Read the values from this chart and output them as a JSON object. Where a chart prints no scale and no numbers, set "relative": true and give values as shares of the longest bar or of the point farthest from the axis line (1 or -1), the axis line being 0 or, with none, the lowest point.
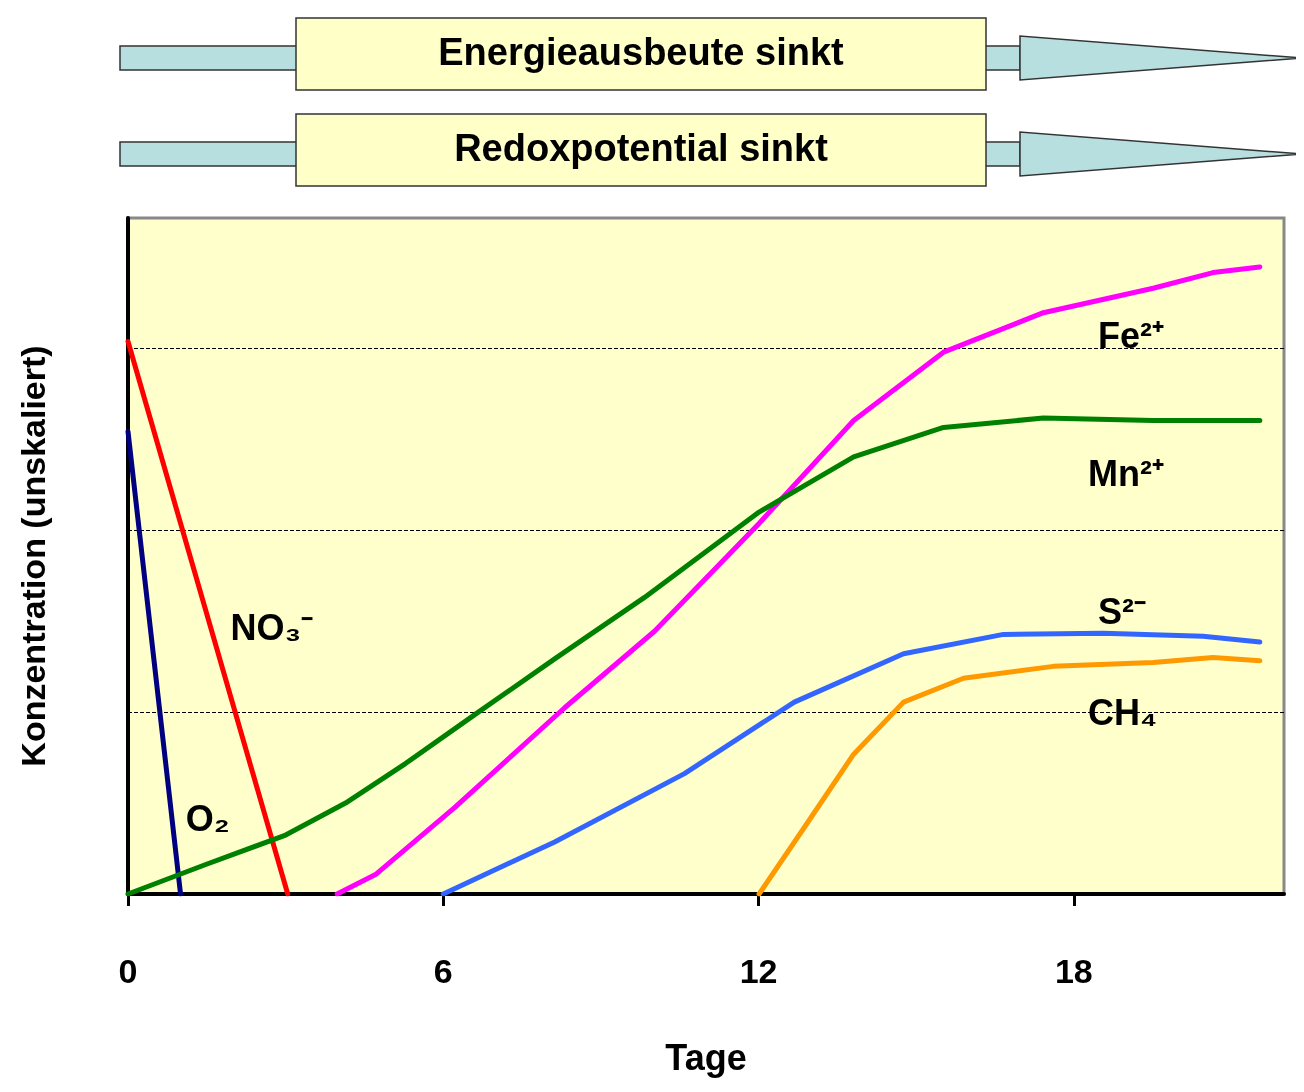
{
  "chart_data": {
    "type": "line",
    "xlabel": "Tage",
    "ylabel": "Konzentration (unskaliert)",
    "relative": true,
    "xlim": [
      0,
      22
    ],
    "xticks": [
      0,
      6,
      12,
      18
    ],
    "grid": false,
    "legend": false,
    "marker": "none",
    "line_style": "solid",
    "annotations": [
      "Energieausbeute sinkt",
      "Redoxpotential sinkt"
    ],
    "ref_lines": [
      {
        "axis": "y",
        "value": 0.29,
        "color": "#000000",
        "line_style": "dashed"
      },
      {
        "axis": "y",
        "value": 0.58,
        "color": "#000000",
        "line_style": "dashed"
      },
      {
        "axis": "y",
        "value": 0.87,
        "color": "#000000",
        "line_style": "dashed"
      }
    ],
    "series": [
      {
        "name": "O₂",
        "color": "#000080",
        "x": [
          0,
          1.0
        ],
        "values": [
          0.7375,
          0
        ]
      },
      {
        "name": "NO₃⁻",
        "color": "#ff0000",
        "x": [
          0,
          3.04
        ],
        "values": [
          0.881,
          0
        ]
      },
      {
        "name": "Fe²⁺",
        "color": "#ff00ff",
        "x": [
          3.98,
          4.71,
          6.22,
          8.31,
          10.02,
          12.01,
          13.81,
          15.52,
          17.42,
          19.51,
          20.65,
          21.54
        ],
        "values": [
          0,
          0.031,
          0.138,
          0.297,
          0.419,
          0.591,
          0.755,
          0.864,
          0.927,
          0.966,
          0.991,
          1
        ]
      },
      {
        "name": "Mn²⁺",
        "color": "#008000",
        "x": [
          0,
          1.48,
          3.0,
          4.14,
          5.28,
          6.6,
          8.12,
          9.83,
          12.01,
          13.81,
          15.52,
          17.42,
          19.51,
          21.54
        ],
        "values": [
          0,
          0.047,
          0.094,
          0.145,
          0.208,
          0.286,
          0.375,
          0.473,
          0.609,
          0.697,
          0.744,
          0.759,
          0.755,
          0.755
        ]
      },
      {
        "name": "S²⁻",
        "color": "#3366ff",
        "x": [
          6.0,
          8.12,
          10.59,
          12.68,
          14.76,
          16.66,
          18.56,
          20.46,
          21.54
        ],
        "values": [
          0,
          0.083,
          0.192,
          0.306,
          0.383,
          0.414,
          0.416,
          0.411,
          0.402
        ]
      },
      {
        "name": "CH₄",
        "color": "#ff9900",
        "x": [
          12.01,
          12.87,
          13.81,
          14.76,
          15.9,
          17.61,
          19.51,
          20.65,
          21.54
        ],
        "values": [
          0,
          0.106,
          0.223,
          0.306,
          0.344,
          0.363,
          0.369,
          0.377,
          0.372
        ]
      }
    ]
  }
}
----
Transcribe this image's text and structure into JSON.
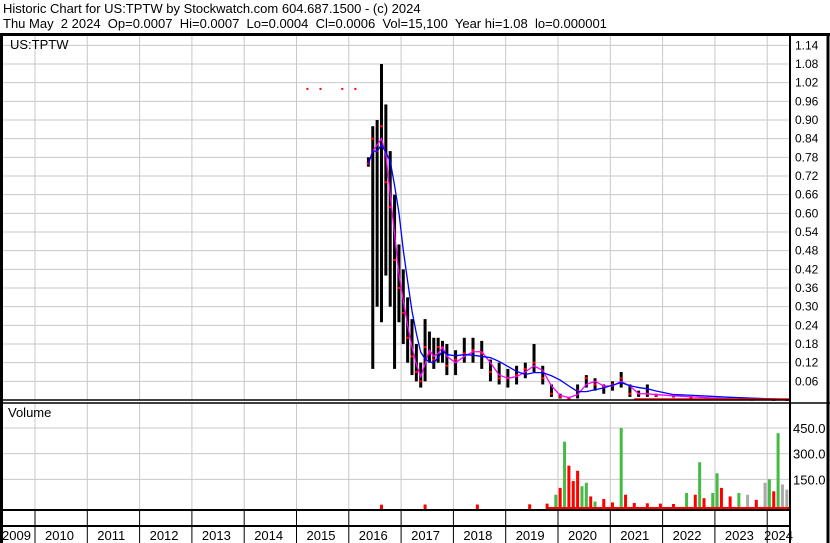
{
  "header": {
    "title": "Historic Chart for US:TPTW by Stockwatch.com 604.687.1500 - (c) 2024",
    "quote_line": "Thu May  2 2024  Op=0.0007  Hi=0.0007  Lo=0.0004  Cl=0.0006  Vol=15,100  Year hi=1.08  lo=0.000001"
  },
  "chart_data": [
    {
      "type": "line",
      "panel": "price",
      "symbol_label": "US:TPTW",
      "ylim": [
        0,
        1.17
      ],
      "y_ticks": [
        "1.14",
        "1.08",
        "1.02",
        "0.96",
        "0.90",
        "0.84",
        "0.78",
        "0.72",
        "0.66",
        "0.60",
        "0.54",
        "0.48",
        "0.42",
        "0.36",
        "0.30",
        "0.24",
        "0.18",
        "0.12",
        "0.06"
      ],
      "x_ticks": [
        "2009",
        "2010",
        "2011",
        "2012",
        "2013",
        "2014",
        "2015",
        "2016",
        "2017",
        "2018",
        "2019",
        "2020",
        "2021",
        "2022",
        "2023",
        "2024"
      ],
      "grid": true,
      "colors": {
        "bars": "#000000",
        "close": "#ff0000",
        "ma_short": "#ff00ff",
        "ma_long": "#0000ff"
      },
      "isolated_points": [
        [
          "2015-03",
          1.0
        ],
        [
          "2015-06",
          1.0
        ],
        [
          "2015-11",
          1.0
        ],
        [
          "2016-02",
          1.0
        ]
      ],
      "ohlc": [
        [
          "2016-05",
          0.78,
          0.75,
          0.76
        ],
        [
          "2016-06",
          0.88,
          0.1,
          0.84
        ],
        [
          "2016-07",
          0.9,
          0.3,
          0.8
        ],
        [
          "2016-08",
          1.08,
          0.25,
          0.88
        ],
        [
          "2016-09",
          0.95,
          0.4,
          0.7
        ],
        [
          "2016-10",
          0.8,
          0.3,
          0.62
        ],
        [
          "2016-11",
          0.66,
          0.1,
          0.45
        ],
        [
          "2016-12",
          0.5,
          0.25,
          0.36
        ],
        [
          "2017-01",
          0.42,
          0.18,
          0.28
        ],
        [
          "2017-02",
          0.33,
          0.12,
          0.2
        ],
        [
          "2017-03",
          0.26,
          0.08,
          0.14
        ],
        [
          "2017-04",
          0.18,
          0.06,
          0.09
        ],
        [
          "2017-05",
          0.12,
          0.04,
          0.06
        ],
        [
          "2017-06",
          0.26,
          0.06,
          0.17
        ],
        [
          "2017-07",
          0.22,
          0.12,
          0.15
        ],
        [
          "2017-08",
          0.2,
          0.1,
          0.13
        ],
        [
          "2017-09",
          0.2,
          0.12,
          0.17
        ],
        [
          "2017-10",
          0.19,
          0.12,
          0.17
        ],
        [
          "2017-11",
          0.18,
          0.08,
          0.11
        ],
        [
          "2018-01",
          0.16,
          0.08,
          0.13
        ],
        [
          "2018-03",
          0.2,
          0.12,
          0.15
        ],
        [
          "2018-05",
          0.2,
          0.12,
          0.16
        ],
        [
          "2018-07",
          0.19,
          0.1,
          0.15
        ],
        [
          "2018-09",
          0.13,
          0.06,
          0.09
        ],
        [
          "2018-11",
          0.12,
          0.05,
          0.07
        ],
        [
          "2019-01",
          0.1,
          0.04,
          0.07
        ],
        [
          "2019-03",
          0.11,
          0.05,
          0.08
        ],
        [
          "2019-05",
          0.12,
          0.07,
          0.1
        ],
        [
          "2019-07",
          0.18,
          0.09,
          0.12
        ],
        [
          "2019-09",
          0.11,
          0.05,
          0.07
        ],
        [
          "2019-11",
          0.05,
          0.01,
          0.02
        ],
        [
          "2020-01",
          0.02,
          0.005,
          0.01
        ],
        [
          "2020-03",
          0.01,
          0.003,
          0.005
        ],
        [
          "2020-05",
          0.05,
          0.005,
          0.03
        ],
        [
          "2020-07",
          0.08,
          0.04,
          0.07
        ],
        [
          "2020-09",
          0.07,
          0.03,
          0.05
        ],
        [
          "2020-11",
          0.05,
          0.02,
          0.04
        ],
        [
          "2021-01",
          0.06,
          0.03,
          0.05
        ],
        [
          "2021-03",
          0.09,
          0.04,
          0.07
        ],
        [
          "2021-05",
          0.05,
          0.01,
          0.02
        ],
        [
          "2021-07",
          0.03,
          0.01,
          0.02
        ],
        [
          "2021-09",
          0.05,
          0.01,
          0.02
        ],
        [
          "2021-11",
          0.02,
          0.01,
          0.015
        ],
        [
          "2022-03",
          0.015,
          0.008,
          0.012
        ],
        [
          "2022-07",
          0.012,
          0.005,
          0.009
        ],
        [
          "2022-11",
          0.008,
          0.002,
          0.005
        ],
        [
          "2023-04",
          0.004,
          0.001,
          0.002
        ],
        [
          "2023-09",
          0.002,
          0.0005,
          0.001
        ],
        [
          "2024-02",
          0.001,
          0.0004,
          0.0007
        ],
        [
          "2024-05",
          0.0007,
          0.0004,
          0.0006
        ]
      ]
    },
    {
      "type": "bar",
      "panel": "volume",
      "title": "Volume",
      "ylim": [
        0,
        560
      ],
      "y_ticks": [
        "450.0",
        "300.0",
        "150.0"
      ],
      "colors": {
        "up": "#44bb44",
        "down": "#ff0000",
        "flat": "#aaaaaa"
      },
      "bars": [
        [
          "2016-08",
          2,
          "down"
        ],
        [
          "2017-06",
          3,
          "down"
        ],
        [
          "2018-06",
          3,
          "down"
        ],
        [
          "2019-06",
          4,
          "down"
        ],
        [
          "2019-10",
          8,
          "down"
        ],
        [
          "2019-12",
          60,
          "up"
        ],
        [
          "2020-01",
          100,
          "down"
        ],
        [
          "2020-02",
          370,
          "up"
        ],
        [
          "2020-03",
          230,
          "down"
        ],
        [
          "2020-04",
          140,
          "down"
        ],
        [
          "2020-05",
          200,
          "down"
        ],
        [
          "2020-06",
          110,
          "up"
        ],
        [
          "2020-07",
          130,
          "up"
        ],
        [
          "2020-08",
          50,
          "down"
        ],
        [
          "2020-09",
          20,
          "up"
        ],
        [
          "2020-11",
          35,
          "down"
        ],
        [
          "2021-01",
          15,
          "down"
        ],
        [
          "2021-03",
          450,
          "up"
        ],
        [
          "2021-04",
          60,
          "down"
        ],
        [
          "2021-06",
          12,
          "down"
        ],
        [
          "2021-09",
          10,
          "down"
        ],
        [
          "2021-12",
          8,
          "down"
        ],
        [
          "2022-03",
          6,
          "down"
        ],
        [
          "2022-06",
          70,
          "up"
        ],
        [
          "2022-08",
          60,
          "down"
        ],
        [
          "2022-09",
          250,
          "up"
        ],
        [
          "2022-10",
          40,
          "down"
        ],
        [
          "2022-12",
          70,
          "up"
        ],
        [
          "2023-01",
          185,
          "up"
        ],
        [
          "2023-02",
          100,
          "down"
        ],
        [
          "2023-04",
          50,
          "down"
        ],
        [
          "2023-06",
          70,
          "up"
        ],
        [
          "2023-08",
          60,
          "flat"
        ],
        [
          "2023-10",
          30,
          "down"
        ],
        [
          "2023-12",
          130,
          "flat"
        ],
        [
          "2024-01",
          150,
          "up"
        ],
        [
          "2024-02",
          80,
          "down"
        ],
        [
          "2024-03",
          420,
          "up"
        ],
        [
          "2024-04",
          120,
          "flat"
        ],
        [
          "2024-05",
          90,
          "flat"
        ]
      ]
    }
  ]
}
----
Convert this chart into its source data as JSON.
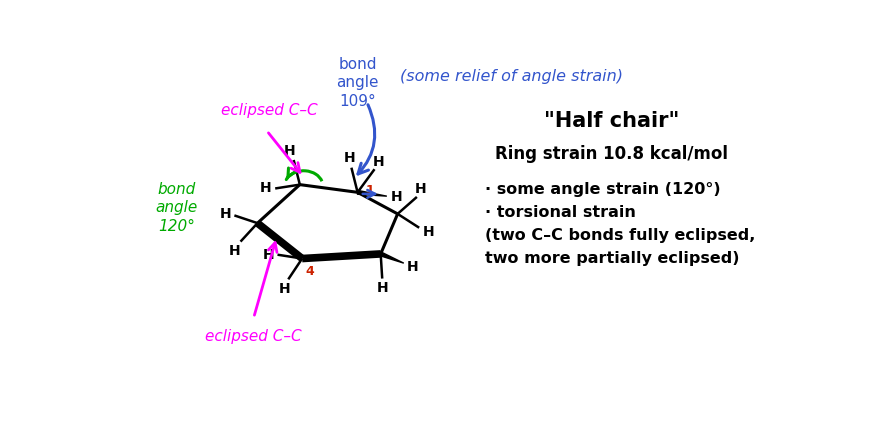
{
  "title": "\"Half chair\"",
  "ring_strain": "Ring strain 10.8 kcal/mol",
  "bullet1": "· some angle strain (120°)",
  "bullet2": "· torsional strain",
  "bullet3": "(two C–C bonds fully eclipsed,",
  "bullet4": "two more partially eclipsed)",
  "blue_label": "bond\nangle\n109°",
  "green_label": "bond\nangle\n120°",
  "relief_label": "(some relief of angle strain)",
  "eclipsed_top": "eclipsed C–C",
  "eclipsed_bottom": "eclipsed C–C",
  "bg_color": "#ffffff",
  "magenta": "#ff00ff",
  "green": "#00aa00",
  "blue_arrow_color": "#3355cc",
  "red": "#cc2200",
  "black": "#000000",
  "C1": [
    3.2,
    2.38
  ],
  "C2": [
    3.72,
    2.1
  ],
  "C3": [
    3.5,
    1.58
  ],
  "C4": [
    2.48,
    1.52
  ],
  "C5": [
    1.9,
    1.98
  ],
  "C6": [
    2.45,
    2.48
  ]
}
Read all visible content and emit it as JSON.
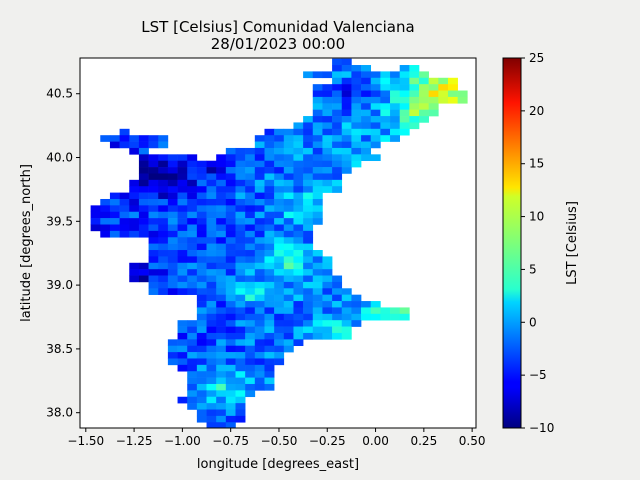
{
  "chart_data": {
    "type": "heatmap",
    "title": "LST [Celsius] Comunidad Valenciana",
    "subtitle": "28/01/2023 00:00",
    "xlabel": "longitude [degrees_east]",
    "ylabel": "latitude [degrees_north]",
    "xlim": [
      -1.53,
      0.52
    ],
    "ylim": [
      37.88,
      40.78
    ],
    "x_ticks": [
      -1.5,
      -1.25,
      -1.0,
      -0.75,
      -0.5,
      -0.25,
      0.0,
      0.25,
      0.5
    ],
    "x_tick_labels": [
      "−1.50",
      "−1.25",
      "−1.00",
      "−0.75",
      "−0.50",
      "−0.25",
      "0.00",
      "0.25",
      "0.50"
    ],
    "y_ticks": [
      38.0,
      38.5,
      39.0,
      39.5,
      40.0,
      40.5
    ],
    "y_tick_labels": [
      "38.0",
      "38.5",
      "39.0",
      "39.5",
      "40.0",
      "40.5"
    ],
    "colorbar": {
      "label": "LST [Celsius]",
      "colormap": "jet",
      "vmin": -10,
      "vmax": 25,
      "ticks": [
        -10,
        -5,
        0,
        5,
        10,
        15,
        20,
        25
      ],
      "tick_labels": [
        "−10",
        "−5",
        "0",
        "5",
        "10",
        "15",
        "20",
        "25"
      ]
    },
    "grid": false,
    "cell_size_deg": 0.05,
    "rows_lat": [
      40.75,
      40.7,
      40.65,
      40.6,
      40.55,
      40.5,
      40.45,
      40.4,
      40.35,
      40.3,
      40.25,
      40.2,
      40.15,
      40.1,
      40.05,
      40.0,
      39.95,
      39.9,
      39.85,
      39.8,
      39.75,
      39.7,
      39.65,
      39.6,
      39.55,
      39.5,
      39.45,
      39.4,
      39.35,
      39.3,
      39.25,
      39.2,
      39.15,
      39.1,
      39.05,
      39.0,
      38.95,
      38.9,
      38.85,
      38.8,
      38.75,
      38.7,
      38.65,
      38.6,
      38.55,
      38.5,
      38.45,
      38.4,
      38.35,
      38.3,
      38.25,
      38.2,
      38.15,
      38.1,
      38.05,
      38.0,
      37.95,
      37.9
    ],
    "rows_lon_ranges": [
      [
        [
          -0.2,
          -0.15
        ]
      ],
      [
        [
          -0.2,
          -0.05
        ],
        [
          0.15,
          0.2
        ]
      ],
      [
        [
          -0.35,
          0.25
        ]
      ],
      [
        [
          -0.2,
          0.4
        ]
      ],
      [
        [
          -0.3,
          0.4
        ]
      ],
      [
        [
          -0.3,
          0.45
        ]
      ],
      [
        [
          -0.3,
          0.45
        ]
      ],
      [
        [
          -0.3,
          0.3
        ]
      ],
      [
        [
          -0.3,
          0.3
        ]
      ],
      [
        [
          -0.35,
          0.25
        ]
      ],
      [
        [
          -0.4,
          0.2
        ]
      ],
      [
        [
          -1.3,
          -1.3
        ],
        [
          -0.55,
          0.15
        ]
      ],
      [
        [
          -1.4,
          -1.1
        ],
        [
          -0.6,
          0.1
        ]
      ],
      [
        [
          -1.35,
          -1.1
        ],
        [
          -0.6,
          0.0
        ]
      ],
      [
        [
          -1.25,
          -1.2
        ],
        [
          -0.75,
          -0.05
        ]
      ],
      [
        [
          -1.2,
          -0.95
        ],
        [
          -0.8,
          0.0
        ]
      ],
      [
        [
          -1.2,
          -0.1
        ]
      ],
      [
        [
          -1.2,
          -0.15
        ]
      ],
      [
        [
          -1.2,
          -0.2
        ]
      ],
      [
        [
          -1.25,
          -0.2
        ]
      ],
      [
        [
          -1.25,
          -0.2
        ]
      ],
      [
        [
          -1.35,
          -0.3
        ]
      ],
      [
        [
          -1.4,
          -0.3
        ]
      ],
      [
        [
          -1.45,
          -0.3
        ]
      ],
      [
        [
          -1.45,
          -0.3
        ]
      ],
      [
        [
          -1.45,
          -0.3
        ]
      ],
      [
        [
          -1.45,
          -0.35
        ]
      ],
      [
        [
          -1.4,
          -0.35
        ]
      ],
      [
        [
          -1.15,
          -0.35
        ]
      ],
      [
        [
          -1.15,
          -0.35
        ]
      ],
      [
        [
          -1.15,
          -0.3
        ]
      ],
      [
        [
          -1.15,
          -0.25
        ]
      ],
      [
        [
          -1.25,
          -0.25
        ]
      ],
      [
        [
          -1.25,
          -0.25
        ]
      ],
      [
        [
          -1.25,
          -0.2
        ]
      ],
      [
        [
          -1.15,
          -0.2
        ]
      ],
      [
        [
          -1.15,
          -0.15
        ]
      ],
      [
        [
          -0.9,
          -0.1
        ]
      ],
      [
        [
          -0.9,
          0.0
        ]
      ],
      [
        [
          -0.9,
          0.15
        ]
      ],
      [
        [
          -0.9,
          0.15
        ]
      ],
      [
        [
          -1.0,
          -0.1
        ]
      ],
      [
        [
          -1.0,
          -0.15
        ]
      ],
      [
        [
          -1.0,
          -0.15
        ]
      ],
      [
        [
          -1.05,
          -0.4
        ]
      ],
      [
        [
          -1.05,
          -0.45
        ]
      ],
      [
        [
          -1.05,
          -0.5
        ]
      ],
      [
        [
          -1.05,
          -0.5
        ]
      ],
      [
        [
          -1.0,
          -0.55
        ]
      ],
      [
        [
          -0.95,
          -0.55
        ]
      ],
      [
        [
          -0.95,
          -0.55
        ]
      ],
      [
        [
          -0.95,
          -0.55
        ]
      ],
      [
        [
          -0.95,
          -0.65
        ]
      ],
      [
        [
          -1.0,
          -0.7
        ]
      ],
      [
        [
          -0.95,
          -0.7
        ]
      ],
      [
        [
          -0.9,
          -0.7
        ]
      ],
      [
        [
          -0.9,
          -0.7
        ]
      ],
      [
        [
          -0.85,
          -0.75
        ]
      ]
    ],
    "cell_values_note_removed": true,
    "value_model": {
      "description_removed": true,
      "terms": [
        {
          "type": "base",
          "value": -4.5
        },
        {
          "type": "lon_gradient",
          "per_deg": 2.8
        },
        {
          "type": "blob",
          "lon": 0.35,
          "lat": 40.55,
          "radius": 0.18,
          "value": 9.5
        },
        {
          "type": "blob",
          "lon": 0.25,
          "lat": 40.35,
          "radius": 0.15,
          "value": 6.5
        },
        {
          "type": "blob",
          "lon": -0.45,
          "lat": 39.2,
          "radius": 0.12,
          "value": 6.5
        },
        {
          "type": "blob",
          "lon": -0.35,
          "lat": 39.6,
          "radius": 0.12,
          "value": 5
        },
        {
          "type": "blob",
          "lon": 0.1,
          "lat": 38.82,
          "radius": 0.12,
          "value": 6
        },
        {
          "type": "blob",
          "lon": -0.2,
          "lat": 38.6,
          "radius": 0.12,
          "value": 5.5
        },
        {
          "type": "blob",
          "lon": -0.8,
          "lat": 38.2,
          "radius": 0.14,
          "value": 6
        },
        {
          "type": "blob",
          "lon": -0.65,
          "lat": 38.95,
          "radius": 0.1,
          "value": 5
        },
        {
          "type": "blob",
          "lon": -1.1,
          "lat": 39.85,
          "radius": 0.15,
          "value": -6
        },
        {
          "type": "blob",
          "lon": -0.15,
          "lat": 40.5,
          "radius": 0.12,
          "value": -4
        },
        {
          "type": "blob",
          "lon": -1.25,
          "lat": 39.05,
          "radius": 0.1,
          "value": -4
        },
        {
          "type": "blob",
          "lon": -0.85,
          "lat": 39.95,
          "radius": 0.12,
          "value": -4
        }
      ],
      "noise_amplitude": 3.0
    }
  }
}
----
Using the listing, copy every line where the word "this" shows up.

FINAL RESULT —
Read the values from this chart and output them as a JSON object. Where a chart prints no scale and no numbers, set "relative": true and give values as shares of the longest bar or of the point farthest from the axis line (1 or -1), the axis line being 0 or, with none, the lowest point.
Transcribe this image's text and structure into JSON.
Convert this chart into its source data as JSON.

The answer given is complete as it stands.